▸ STATED GOAL: Copy each line where the word "into" occurs.

▸ EXERCISE MATERIAL:
_____
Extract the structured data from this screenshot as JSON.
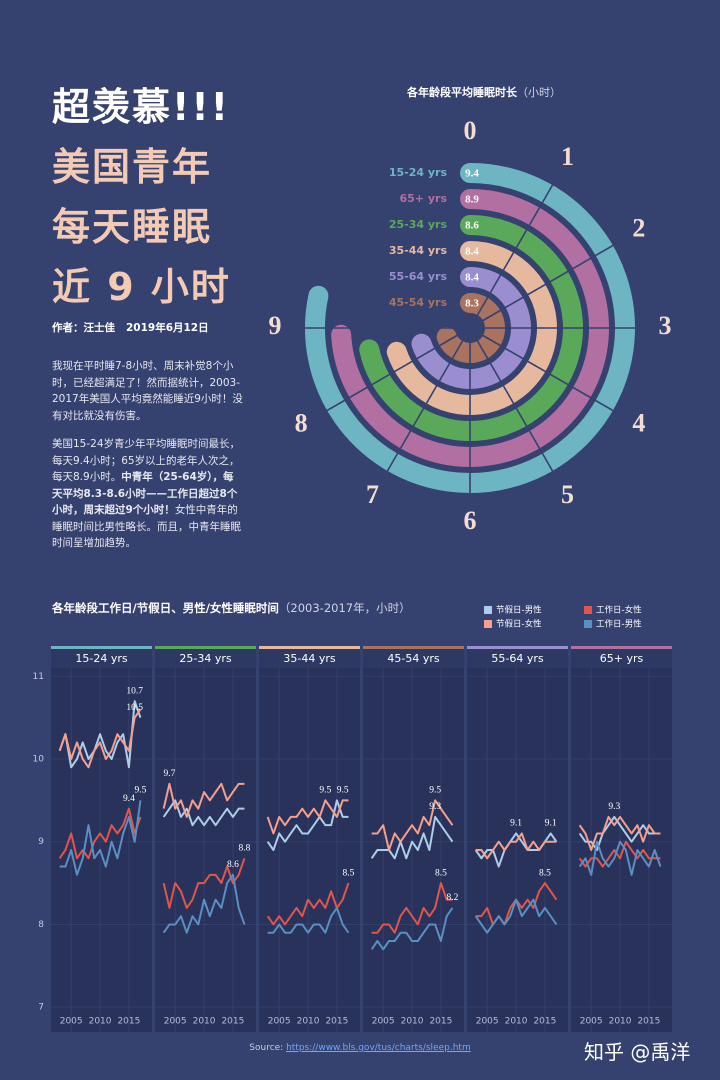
{
  "title_lines": [
    "超羡慕!!!",
    "美国青年",
    "每天睡眠",
    "近 9 小时"
  ],
  "byline": "作者：汪士佳   2019年6月12日",
  "paragraph_1": "我现在平时睡7-8小时、周末补觉8个小时，已经超满足了！然而据统计，2003-2017年美国人平均竟然能睡近9小时！没有对比就没有伤害。",
  "paragraph_2": {
    "normal_1": "美国15-24岁青少年平均睡眠时间最长，每天9.4小时；65岁以上的老年人次之，每天8.9小时。",
    "bold": "中青年（25-64岁），每天平均8.3-8.6小时——工作日超过8个小时，周末超过9个小时！",
    "normal_2": "女性中青年的睡眠时间比男性略长。而且，中青年睡眠时间呈增加趋势。"
  },
  "source_label": "Source: ",
  "source_url": "https://www.bls.gov/tus/charts/sleep.htm",
  "watermark": "知乎 @禹洋",
  "chart_data": [
    {
      "type": "radial_bar",
      "title": "各年龄段平均睡眠时长",
      "subtitle": "（小时）",
      "categories": [
        "15-24 yrs",
        "65+ yrs",
        "25-34 yrs",
        "35-44 yrs",
        "55-64 yrs",
        "45-54 yrs"
      ],
      "values": [
        9.4,
        8.9,
        8.6,
        8.4,
        8.4,
        8.3
      ],
      "colors": [
        "#6db5c3",
        "#b16fa2",
        "#5aa95a",
        "#e6b89e",
        "#9a8ed0",
        "#a9735f"
      ],
      "ylim": [
        0,
        12
      ],
      "yticks": [
        0,
        1,
        2,
        3,
        4,
        5,
        6,
        7,
        8,
        9
      ]
    },
    {
      "type": "line_small_multiples",
      "title": "各年龄段工作日/节假日、男性/女性睡眠时间",
      "subtitle": "（2003-2017年，小时）",
      "x": [
        2003,
        2004,
        2005,
        2006,
        2007,
        2008,
        2009,
        2010,
        2011,
        2012,
        2013,
        2014,
        2015,
        2016,
        2017
      ],
      "xlim": [
        2001.5,
        2019
      ],
      "xticks": [
        2005,
        2010,
        2015
      ],
      "ylim": [
        6.7,
        11.1
      ],
      "yticks": [
        7,
        8,
        9,
        10,
        11
      ],
      "grid": true,
      "series": [
        {
          "name": "节假日-男性",
          "color": "#aecde8"
        },
        {
          "name": "节假日-女性",
          "color": "#f4a08c"
        },
        {
          "name": "工作日-女性",
          "color": "#e0564c"
        },
        {
          "name": "工作日-男性",
          "color": "#5b8fc2"
        }
      ],
      "panels": [
        {
          "title": "15-24 yrs",
          "color": "#6db5c3",
          "series": [
            {
              "values": [
                10.1,
                10.3,
                9.9,
                10.0,
                10.2,
                10.0,
                10.1,
                10.3,
                10.1,
                10.0,
                10.2,
                10.3,
                9.9,
                10.7,
                10.5
              ],
              "labeled": [
                13
              ]
            },
            {
              "values": [
                10.1,
                10.3,
                10.0,
                10.2,
                10.0,
                9.9,
                10.1,
                10.2,
                10.0,
                10.1,
                10.3,
                10.2,
                10.1,
                10.5,
                10.6
              ],
              "labeled": [
                13
              ]
            },
            {
              "values": [
                8.8,
                8.9,
                9.1,
                8.8,
                8.9,
                8.8,
                9.0,
                9.1,
                9.0,
                9.2,
                9.1,
                9.2,
                9.4,
                9.1,
                9.3
              ],
              "labeled": [
                12
              ]
            },
            {
              "values": [
                8.7,
                8.7,
                8.9,
                8.6,
                8.8,
                9.2,
                8.8,
                8.9,
                8.7,
                9.0,
                8.8,
                9.1,
                9.3,
                9.0,
                9.5
              ],
              "labeled": [
                14
              ]
            }
          ]
        },
        {
          "title": "25-34 yrs",
          "color": "#5aa95a",
          "series": [
            {
              "values": [
                9.3,
                9.4,
                9.5,
                9.3,
                9.4,
                9.2,
                9.3,
                9.2,
                9.3,
                9.2,
                9.3,
                9.4,
                9.3,
                9.4,
                9.4
              ],
              "labeled": []
            },
            {
              "values": [
                9.4,
                9.7,
                9.4,
                9.5,
                9.3,
                9.5,
                9.4,
                9.6,
                9.5,
                9.6,
                9.7,
                9.5,
                9.6,
                9.7,
                9.7
              ],
              "labeled": [
                1
              ]
            },
            {
              "values": [
                8.5,
                8.2,
                8.5,
                8.4,
                8.2,
                8.3,
                8.5,
                8.5,
                8.6,
                8.6,
                8.5,
                8.7,
                8.5,
                8.6,
                8.8
              ],
              "labeled": [
                14
              ]
            },
            {
              "values": [
                7.9,
                8.0,
                8.0,
                8.1,
                7.9,
                8.1,
                8.0,
                8.3,
                8.1,
                8.3,
                8.2,
                8.5,
                8.6,
                8.2,
                8.0
              ],
              "labeled": [
                12
              ]
            }
          ]
        },
        {
          "title": "35-44 yrs",
          "color": "#e6b89e",
          "series": [
            {
              "values": [
                9.0,
                8.9,
                9.1,
                9.0,
                9.1,
                9.2,
                9.1,
                9.1,
                9.2,
                9.3,
                9.2,
                9.2,
                9.5,
                9.3,
                9.3
              ],
              "labeled": []
            },
            {
              "values": [
                9.3,
                9.1,
                9.3,
                9.2,
                9.3,
                9.3,
                9.4,
                9.3,
                9.4,
                9.3,
                9.5,
                9.4,
                9.3,
                9.5,
                9.5
              ],
              "labeled": [
                10,
                13
              ]
            },
            {
              "values": [
                8.1,
                8.0,
                8.1,
                8.0,
                8.1,
                8.2,
                8.1,
                8.3,
                8.2,
                8.3,
                8.2,
                8.4,
                8.2,
                8.3,
                8.5
              ],
              "labeled": [
                14
              ]
            },
            {
              "values": [
                7.9,
                7.9,
                8.0,
                7.9,
                7.9,
                8.0,
                8.0,
                7.9,
                8.0,
                8.0,
                7.9,
                8.1,
                8.2,
                8.0,
                7.9
              ],
              "labeled": []
            }
          ]
        },
        {
          "title": "45-54 yrs",
          "color": "#a9735f",
          "series": [
            {
              "values": [
                8.8,
                8.9,
                8.9,
                8.9,
                8.8,
                9.0,
                8.8,
                9.0,
                8.9,
                9.1,
                8.9,
                9.3,
                9.2,
                9.1,
                9.0
              ],
              "labeled": [
                11
              ]
            },
            {
              "values": [
                9.1,
                9.1,
                9.2,
                8.9,
                9.1,
                9.0,
                9.1,
                9.2,
                9.1,
                9.3,
                9.2,
                9.5,
                9.4,
                9.3,
                9.2
              ],
              "labeled": [
                11
              ]
            },
            {
              "values": [
                7.9,
                7.9,
                8.0,
                8.0,
                7.9,
                8.1,
                8.2,
                8.1,
                8.0,
                8.2,
                8.1,
                8.2,
                8.5,
                8.3,
                8.3
              ],
              "labeled": [
                12
              ]
            },
            {
              "values": [
                7.7,
                7.8,
                7.7,
                7.8,
                7.8,
                7.9,
                7.9,
                7.8,
                7.8,
                7.9,
                8.0,
                8.0,
                7.8,
                8.1,
                8.2
              ],
              "labeled": [
                14
              ]
            }
          ]
        },
        {
          "title": "55-64 yrs",
          "color": "#9a8ed0",
          "series": [
            {
              "values": [
                8.9,
                8.8,
                8.9,
                8.9,
                8.7,
                8.9,
                9.0,
                9.1,
                9.0,
                8.9,
                8.9,
                8.9,
                9.0,
                9.1,
                9.0
              ],
              "labeled": [
                7,
                13
              ]
            },
            {
              "values": [
                8.9,
                8.9,
                8.8,
                8.9,
                9.0,
                8.9,
                9.0,
                9.0,
                9.1,
                8.9,
                9.0,
                8.9,
                9.0,
                9.0,
                9.0
              ],
              "labeled": []
            },
            {
              "values": [
                8.1,
                8.1,
                8.2,
                8.0,
                8.1,
                8.0,
                8.2,
                8.3,
                8.2,
                8.3,
                8.2,
                8.4,
                8.5,
                8.4,
                8.3
              ],
              "labeled": [
                12
              ]
            },
            {
              "values": [
                8.1,
                8.0,
                7.9,
                8.0,
                8.1,
                8.0,
                8.1,
                8.3,
                8.1,
                8.2,
                8.3,
                8.1,
                8.2,
                8.1,
                8.0
              ],
              "labeled": []
            }
          ]
        },
        {
          "title": "65+ yrs",
          "color": "#b16fa2",
          "series": [
            {
              "values": [
                9.1,
                9.0,
                9.0,
                8.9,
                9.1,
                9.2,
                9.3,
                9.2,
                9.1,
                9.0,
                9.1,
                9.2,
                9.1,
                9.1,
                9.1
              ],
              "labeled": [
                6
              ]
            },
            {
              "values": [
                9.2,
                9.1,
                8.9,
                9.1,
                9.1,
                9.3,
                9.2,
                9.3,
                9.2,
                9.1,
                9.2,
                9.0,
                9.2,
                9.1,
                9.1
              ],
              "labeled": []
            },
            {
              "values": [
                8.8,
                8.7,
                8.8,
                8.8,
                8.7,
                8.8,
                8.9,
                8.8,
                9.0,
                8.9,
                8.8,
                8.9,
                8.8,
                8.8,
                8.8
              ],
              "labeled": []
            },
            {
              "values": [
                8.7,
                8.8,
                8.6,
                9.0,
                8.8,
                8.7,
                8.8,
                9.0,
                8.9,
                8.6,
                8.9,
                8.8,
                8.7,
                8.9,
                8.7
              ],
              "labeled": []
            }
          ]
        }
      ]
    }
  ]
}
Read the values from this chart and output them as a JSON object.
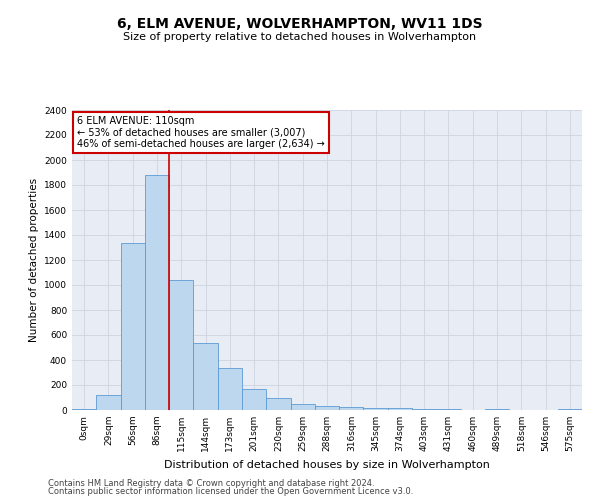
{
  "title": "6, ELM AVENUE, WOLVERHAMPTON, WV11 1DS",
  "subtitle": "Size of property relative to detached houses in Wolverhampton",
  "xlabel": "Distribution of detached houses by size in Wolverhampton",
  "ylabel": "Number of detached properties",
  "categories": [
    "0sqm",
    "29sqm",
    "56sqm",
    "86sqm",
    "115sqm",
    "144sqm",
    "173sqm",
    "201sqm",
    "230sqm",
    "259sqm",
    "288sqm",
    "316sqm",
    "345sqm",
    "374sqm",
    "403sqm",
    "431sqm",
    "460sqm",
    "489sqm",
    "518sqm",
    "546sqm",
    "575sqm"
  ],
  "bar_values": [
    10,
    120,
    1340,
    1880,
    1040,
    540,
    335,
    165,
    100,
    50,
    30,
    22,
    18,
    15,
    12,
    5,
    0,
    8,
    0,
    0,
    5
  ],
  "bar_color": "#bdd7ee",
  "bar_edge_color": "#5b9bd5",
  "annotation_label": "6 ELM AVENUE: 110sqm",
  "annotation_line1": "← 53% of detached houses are smaller (3,007)",
  "annotation_line2": "46% of semi-detached houses are larger (2,634) →",
  "annotation_box_facecolor": "#ffffff",
  "annotation_box_edgecolor": "#cc0000",
  "vline_color": "#cc0000",
  "vline_x": 3.5,
  "ylim": [
    0,
    2400
  ],
  "yticks": [
    0,
    200,
    400,
    600,
    800,
    1000,
    1200,
    1400,
    1600,
    1800,
    2000,
    2200,
    2400
  ],
  "grid_color": "#cdd5e0",
  "bg_color": "#e8edf5",
  "title_fontsize": 10,
  "subtitle_fontsize": 8,
  "xlabel_fontsize": 8,
  "ylabel_fontsize": 7.5,
  "tick_fontsize": 6.5,
  "annot_fontsize": 7,
  "footer1": "Contains HM Land Registry data © Crown copyright and database right 2024.",
  "footer2": "Contains public sector information licensed under the Open Government Licence v3.0.",
  "footer_fontsize": 6
}
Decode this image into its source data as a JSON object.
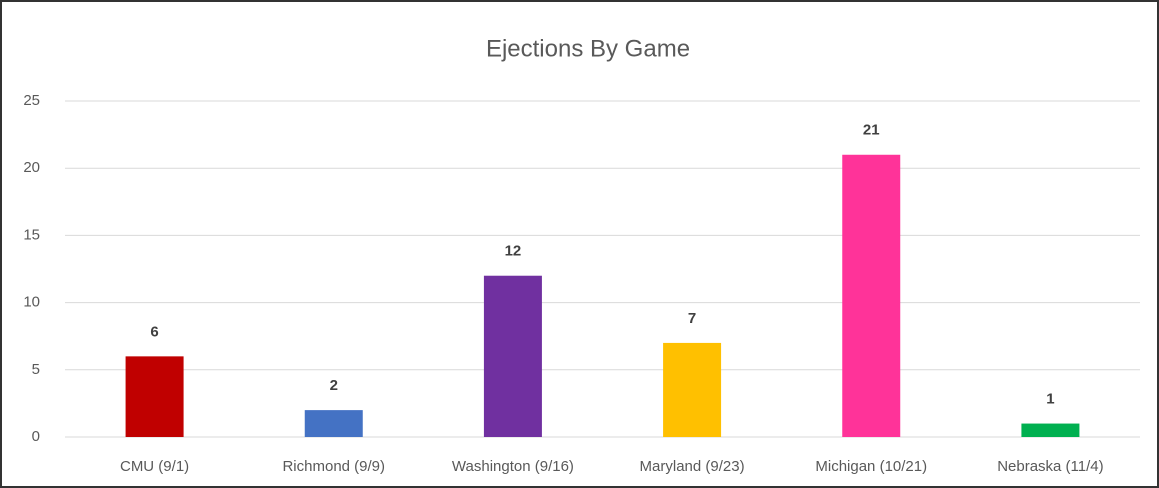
{
  "chart_data": {
    "type": "bar",
    "title": "Ejections By Game",
    "categories": [
      "CMU (9/1)",
      "Richmond (9/9)",
      "Washington (9/16)",
      "Maryland (9/23)",
      "Michigan (10/21)",
      "Nebraska (11/4)"
    ],
    "values": [
      6,
      2,
      12,
      7,
      21,
      1
    ],
    "colors": [
      "#c00000",
      "#4472c4",
      "#7030a0",
      "#ffc000",
      "#ff3399",
      "#00b050"
    ],
    "ylim": [
      0,
      25
    ],
    "yticks": [
      0,
      5,
      10,
      15,
      20,
      25
    ],
    "grid": true,
    "data_labels": true
  }
}
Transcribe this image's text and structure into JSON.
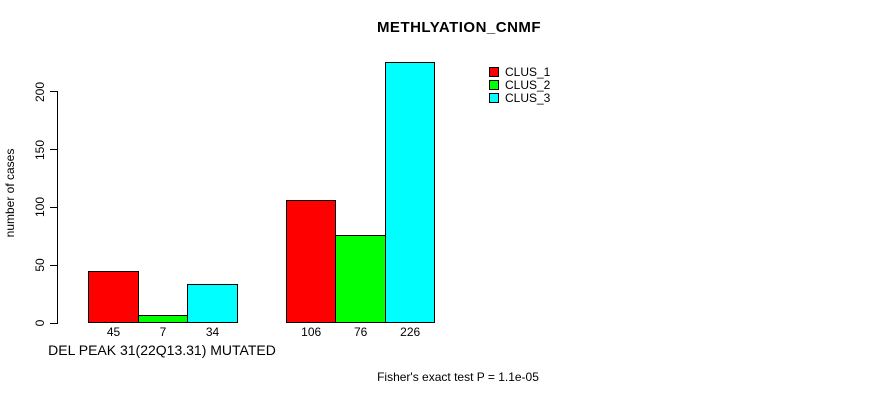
{
  "chart_data": {
    "type": "bar",
    "title": "METHLYATION_CNMF",
    "ylabel": "number of cases",
    "xlabel": "",
    "footnote": "Fisher's exact test P = 1.1e-05",
    "ylim": [
      0,
      230
    ],
    "yticks": [
      0,
      50,
      100,
      150,
      200
    ],
    "grid": false,
    "legend_position": "top-right",
    "series": [
      {
        "name": "CLUS_1",
        "color": "#FF0000",
        "values": [
          45,
          106
        ]
      },
      {
        "name": "CLUS_2",
        "color": "#00FF00",
        "values": [
          7,
          76
        ]
      },
      {
        "name": "CLUS_3",
        "color": "#00FFFF",
        "values": [
          34,
          226
        ]
      }
    ],
    "groups": [
      {
        "label": "DEL PEAK 31(22Q13.31) MUTATED",
        "values": [
          45,
          7,
          34
        ]
      },
      {
        "label": "",
        "values": [
          106,
          76,
          226
        ]
      }
    ]
  }
}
_____
▸ FINISHED TASK:
Decode this image into its source data as a JSON object.
Transcribe this image's text and structure into JSON.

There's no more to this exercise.